### EXERCISE GOAL
Would you transcribe the listing that follows, character for character, and omit its images?

Structured figure records:
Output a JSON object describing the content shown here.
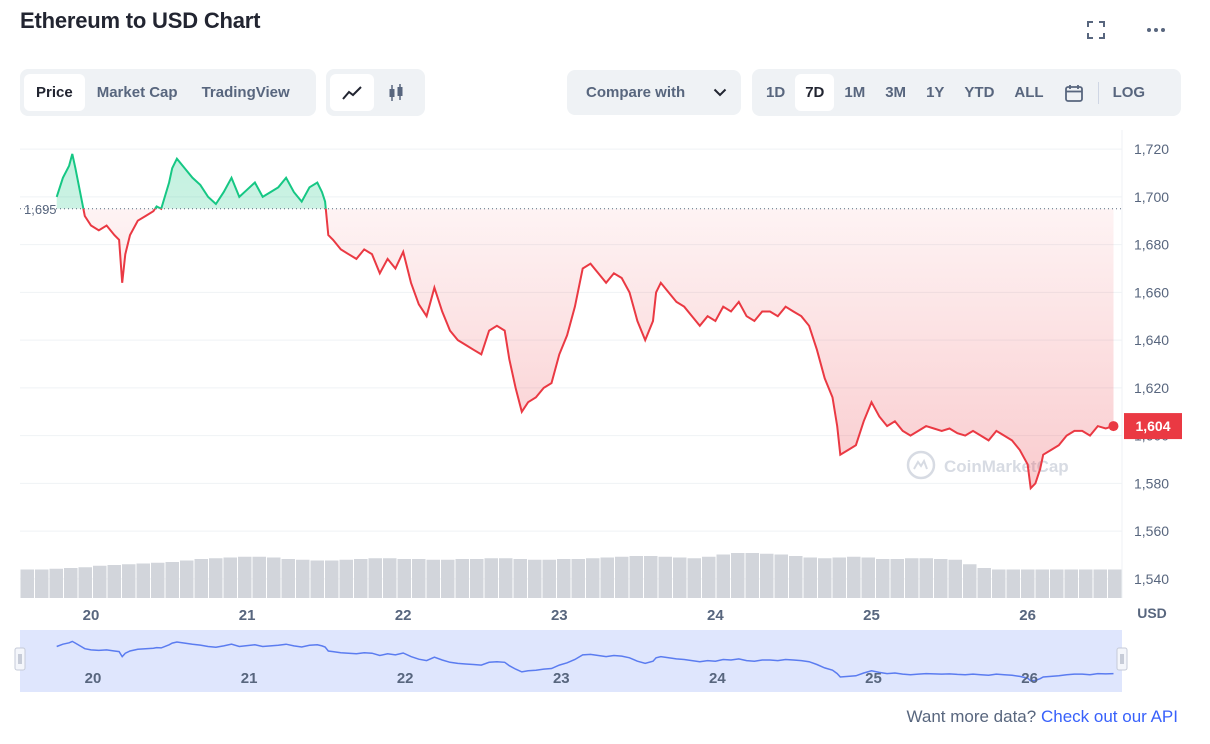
{
  "header": {
    "title": "Ethereum to USD Chart",
    "fullscreen_icon": "expand-icon",
    "more_icon": "more-horizontal-icon"
  },
  "tabs": [
    {
      "label": "Price",
      "active": true
    },
    {
      "label": "Market Cap",
      "active": false
    },
    {
      "label": "TradingView",
      "active": false
    }
  ],
  "chart_type_buttons": [
    {
      "icon": "line-chart-icon",
      "active": true
    },
    {
      "icon": "candlestick-icon",
      "active": false
    }
  ],
  "compare": {
    "label": "Compare with",
    "icon": "chevron-down-icon"
  },
  "timeframes": [
    {
      "label": "1D",
      "active": false
    },
    {
      "label": "7D",
      "active": true
    },
    {
      "label": "1M",
      "active": false
    },
    {
      "label": "3M",
      "active": false
    },
    {
      "label": "1Y",
      "active": false
    },
    {
      "label": "YTD",
      "active": false
    },
    {
      "label": "ALL",
      "active": false
    }
  ],
  "calendar_icon": "calendar-icon",
  "log_label": "LOG",
  "colors": {
    "up": "#16c784",
    "down": "#ea3943",
    "text_muted": "#58667e",
    "link": "#3861fb",
    "volume": "#c9ccd2",
    "navigator": "#dfe6fd"
  },
  "chart_data": {
    "type": "line",
    "title": "",
    "x_labels": [
      "20",
      "21",
      "22",
      "23",
      "24",
      "25",
      "26"
    ],
    "y_ticks": [
      "1,720",
      "1,700",
      "1,680",
      "1,660",
      "1,640",
      "1,620",
      "1,600",
      "1,580",
      "1,560",
      "1,540"
    ],
    "ylim": [
      1532,
      1728
    ],
    "y_unit": "USD",
    "reference_price": 1695,
    "reference_label": "1,695",
    "current_price": 1604,
    "current_label": "1,604",
    "x_range": [
      19.6,
      26.55
    ],
    "series": [
      {
        "x": [
          19.78,
          19.82,
          19.86,
          19.88,
          19.9,
          19.93,
          19.96,
          20.0,
          20.05,
          20.1,
          20.15,
          20.18,
          20.2,
          20.22,
          20.25,
          20.3,
          20.35,
          20.4,
          20.42,
          20.45,
          20.5,
          20.52,
          20.55,
          20.6,
          20.65,
          20.7,
          20.75,
          20.8,
          20.85,
          20.9,
          20.95,
          21.0,
          21.05,
          21.1,
          21.15,
          21.2,
          21.25,
          21.3,
          21.35,
          21.4,
          21.45,
          21.48,
          21.5,
          21.52,
          21.55,
          21.6,
          21.65,
          21.7,
          21.75,
          21.8,
          21.85,
          21.9,
          21.95,
          22.0,
          22.05,
          22.1,
          22.15,
          22.2,
          22.25,
          22.3,
          22.35,
          22.4,
          22.45,
          22.5,
          22.55,
          22.6,
          22.65,
          22.68,
          22.72,
          22.76,
          22.8,
          22.85,
          22.9,
          22.95,
          23.0,
          23.05,
          23.1,
          23.15,
          23.2,
          23.25,
          23.3,
          23.35,
          23.4,
          23.45,
          23.5,
          23.55,
          23.6,
          23.62,
          23.65,
          23.7,
          23.75,
          23.8,
          23.85,
          23.9,
          23.95,
          24.0,
          24.05,
          24.1,
          24.15,
          24.2,
          24.25,
          24.3,
          24.35,
          24.4,
          24.45,
          24.5,
          24.55,
          24.6,
          24.65,
          24.7,
          24.75,
          24.78,
          24.8,
          24.85,
          24.9,
          24.95,
          25.0,
          25.05,
          25.1,
          25.15,
          25.2,
          25.25,
          25.3,
          25.35,
          25.4,
          25.45,
          25.5,
          25.55,
          25.6,
          25.65,
          25.7,
          25.75,
          25.8,
          25.85,
          25.9,
          25.95,
          26.0,
          26.02,
          26.05,
          26.08,
          26.1,
          26.15,
          26.2,
          26.25,
          26.3,
          26.35,
          26.4,
          26.45,
          26.5,
          26.55
        ],
        "y": [
          1700,
          1708,
          1713,
          1718,
          1712,
          1702,
          1692,
          1688,
          1686,
          1688,
          1684,
          1682,
          1664,
          1676,
          1684,
          1690,
          1692,
          1694,
          1696,
          1695,
          1706,
          1712,
          1716,
          1712,
          1708,
          1705,
          1700,
          1697,
          1702,
          1708,
          1700,
          1703,
          1706,
          1700,
          1702,
          1704,
          1708,
          1702,
          1698,
          1704,
          1706,
          1702,
          1698,
          1684,
          1682,
          1678,
          1676,
          1674,
          1678,
          1676,
          1668,
          1674,
          1670,
          1677,
          1664,
          1655,
          1650,
          1662,
          1652,
          1644,
          1640,
          1638,
          1636,
          1634,
          1644,
          1646,
          1644,
          1632,
          1620,
          1610,
          1614,
          1616,
          1620,
          1622,
          1634,
          1642,
          1654,
          1670,
          1672,
          1668,
          1664,
          1668,
          1666,
          1660,
          1648,
          1640,
          1648,
          1660,
          1664,
          1660,
          1656,
          1654,
          1650,
          1646,
          1650,
          1648,
          1654,
          1652,
          1656,
          1650,
          1648,
          1652,
          1652,
          1650,
          1654,
          1652,
          1650,
          1646,
          1636,
          1624,
          1616,
          1604,
          1592,
          1594,
          1596,
          1606,
          1614,
          1608,
          1604,
          1606,
          1602,
          1600,
          1602,
          1604,
          1603,
          1602,
          1603,
          1601,
          1600,
          1602,
          1600,
          1598,
          1602,
          1600,
          1598,
          1594,
          1588,
          1578,
          1580,
          1586,
          1592,
          1594,
          1596,
          1600,
          1602,
          1602,
          1600,
          1604,
          1603,
          1604
        ]
      }
    ],
    "volume": [
      38,
      38,
      39,
      40,
      41,
      43,
      44,
      45,
      46,
      47,
      48,
      50,
      52,
      53,
      54,
      55,
      55,
      54,
      52,
      51,
      50,
      50,
      51,
      52,
      53,
      53,
      52,
      52,
      51,
      51,
      52,
      52,
      53,
      53,
      52,
      51,
      51,
      52,
      52,
      53,
      54,
      55,
      56,
      56,
      55,
      54,
      53,
      55,
      58,
      60,
      60,
      59,
      58,
      56,
      54,
      53,
      54,
      55,
      54,
      52,
      52,
      53,
      53,
      52,
      51,
      45,
      40,
      38,
      38,
      38,
      38,
      38,
      38,
      38,
      38,
      38
    ],
    "watermark": "CoinMarketCap",
    "navigator_labels": [
      "20",
      "21",
      "22",
      "23",
      "24",
      "25",
      "26"
    ]
  },
  "footer": {
    "text": "Want more data?",
    "link": "Check out our API"
  }
}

### OUTPUT FOR THIS EXERCISE
Output a JSON object describing the content shown here.
{
  "header": {
    "title": "Ethereum to USD Chart",
    "fullscreen_icon": "expand-icon",
    "more_icon": "more-horizontal-icon"
  },
  "tabs": [
    {
      "label": "Price",
      "active": true
    },
    {
      "label": "Market Cap",
      "active": false
    },
    {
      "label": "TradingView",
      "active": false
    }
  ],
  "chart_type_buttons": [
    {
      "icon": "line-chart-icon",
      "active": true
    },
    {
      "icon": "candlestick-icon",
      "active": false
    }
  ],
  "compare": {
    "label": "Compare with",
    "icon": "chevron-down-icon"
  },
  "timeframes": [
    {
      "label": "1D",
      "active": false
    },
    {
      "label": "7D",
      "active": true
    },
    {
      "label": "1M",
      "active": false
    },
    {
      "label": "3M",
      "active": false
    },
    {
      "label": "1Y",
      "active": false
    },
    {
      "label": "YTD",
      "active": false
    },
    {
      "label": "ALL",
      "active": false
    }
  ],
  "calendar_icon": "calendar-icon",
  "log_label": "LOG",
  "colors": {
    "up": "#16c784",
    "down": "#ea3943",
    "text_muted": "#58667e",
    "link": "#3861fb",
    "volume": "#c9ccd2",
    "navigator": "#dfe6fd"
  },
  "chart_data": {
    "type": "line",
    "title": "",
    "x_labels": [
      "20",
      "21",
      "22",
      "23",
      "24",
      "25",
      "26"
    ],
    "y_ticks": [
      "1,720",
      "1,700",
      "1,680",
      "1,660",
      "1,640",
      "1,620",
      "1,600",
      "1,580",
      "1,560",
      "1,540"
    ],
    "ylim": [
      1532,
      1728
    ],
    "y_unit": "USD",
    "reference_price": 1695,
    "reference_label": "1,695",
    "current_price": 1604,
    "current_label": "1,604",
    "x_range": [
      19.6,
      26.55
    ],
    "series": [
      {
        "x": [
          19.78,
          19.82,
          19.86,
          19.88,
          19.9,
          19.93,
          19.96,
          20.0,
          20.05,
          20.1,
          20.15,
          20.18,
          20.2,
          20.22,
          20.25,
          20.3,
          20.35,
          20.4,
          20.42,
          20.45,
          20.5,
          20.52,
          20.55,
          20.6,
          20.65,
          20.7,
          20.75,
          20.8,
          20.85,
          20.9,
          20.95,
          21.0,
          21.05,
          21.1,
          21.15,
          21.2,
          21.25,
          21.3,
          21.35,
          21.4,
          21.45,
          21.48,
          21.5,
          21.52,
          21.55,
          21.6,
          21.65,
          21.7,
          21.75,
          21.8,
          21.85,
          21.9,
          21.95,
          22.0,
          22.05,
          22.1,
          22.15,
          22.2,
          22.25,
          22.3,
          22.35,
          22.4,
          22.45,
          22.5,
          22.55,
          22.6,
          22.65,
          22.68,
          22.72,
          22.76,
          22.8,
          22.85,
          22.9,
          22.95,
          23.0,
          23.05,
          23.1,
          23.15,
          23.2,
          23.25,
          23.3,
          23.35,
          23.4,
          23.45,
          23.5,
          23.55,
          23.6,
          23.62,
          23.65,
          23.7,
          23.75,
          23.8,
          23.85,
          23.9,
          23.95,
          24.0,
          24.05,
          24.1,
          24.15,
          24.2,
          24.25,
          24.3,
          24.35,
          24.4,
          24.45,
          24.5,
          24.55,
          24.6,
          24.65,
          24.7,
          24.75,
          24.78,
          24.8,
          24.85,
          24.9,
          24.95,
          25.0,
          25.05,
          25.1,
          25.15,
          25.2,
          25.25,
          25.3,
          25.35,
          25.4,
          25.45,
          25.5,
          25.55,
          25.6,
          25.65,
          25.7,
          25.75,
          25.8,
          25.85,
          25.9,
          25.95,
          26.0,
          26.02,
          26.05,
          26.08,
          26.1,
          26.15,
          26.2,
          26.25,
          26.3,
          26.35,
          26.4,
          26.45,
          26.5,
          26.55
        ],
        "y": [
          1700,
          1708,
          1713,
          1718,
          1712,
          1702,
          1692,
          1688,
          1686,
          1688,
          1684,
          1682,
          1664,
          1676,
          1684,
          1690,
          1692,
          1694,
          1696,
          1695,
          1706,
          1712,
          1716,
          1712,
          1708,
          1705,
          1700,
          1697,
          1702,
          1708,
          1700,
          1703,
          1706,
          1700,
          1702,
          1704,
          1708,
          1702,
          1698,
          1704,
          1706,
          1702,
          1698,
          1684,
          1682,
          1678,
          1676,
          1674,
          1678,
          1676,
          1668,
          1674,
          1670,
          1677,
          1664,
          1655,
          1650,
          1662,
          1652,
          1644,
          1640,
          1638,
          1636,
          1634,
          1644,
          1646,
          1644,
          1632,
          1620,
          1610,
          1614,
          1616,
          1620,
          1622,
          1634,
          1642,
          1654,
          1670,
          1672,
          1668,
          1664,
          1668,
          1666,
          1660,
          1648,
          1640,
          1648,
          1660,
          1664,
          1660,
          1656,
          1654,
          1650,
          1646,
          1650,
          1648,
          1654,
          1652,
          1656,
          1650,
          1648,
          1652,
          1652,
          1650,
          1654,
          1652,
          1650,
          1646,
          1636,
          1624,
          1616,
          1604,
          1592,
          1594,
          1596,
          1606,
          1614,
          1608,
          1604,
          1606,
          1602,
          1600,
          1602,
          1604,
          1603,
          1602,
          1603,
          1601,
          1600,
          1602,
          1600,
          1598,
          1602,
          1600,
          1598,
          1594,
          1588,
          1578,
          1580,
          1586,
          1592,
          1594,
          1596,
          1600,
          1602,
          1602,
          1600,
          1604,
          1603,
          1604
        ]
      }
    ],
    "volume": [
      38,
      38,
      39,
      40,
      41,
      43,
      44,
      45,
      46,
      47,
      48,
      50,
      52,
      53,
      54,
      55,
      55,
      54,
      52,
      51,
      50,
      50,
      51,
      52,
      53,
      53,
      52,
      52,
      51,
      51,
      52,
      52,
      53,
      53,
      52,
      51,
      51,
      52,
      52,
      53,
      54,
      55,
      56,
      56,
      55,
      54,
      53,
      55,
      58,
      60,
      60,
      59,
      58,
      56,
      54,
      53,
      54,
      55,
      54,
      52,
      52,
      53,
      53,
      52,
      51,
      45,
      40,
      38,
      38,
      38,
      38,
      38,
      38,
      38,
      38,
      38
    ],
    "watermark": "CoinMarketCap",
    "navigator_labels": [
      "20",
      "21",
      "22",
      "23",
      "24",
      "25",
      "26"
    ]
  },
  "footer": {
    "text": "Want more data?",
    "link": "Check out our API"
  }
}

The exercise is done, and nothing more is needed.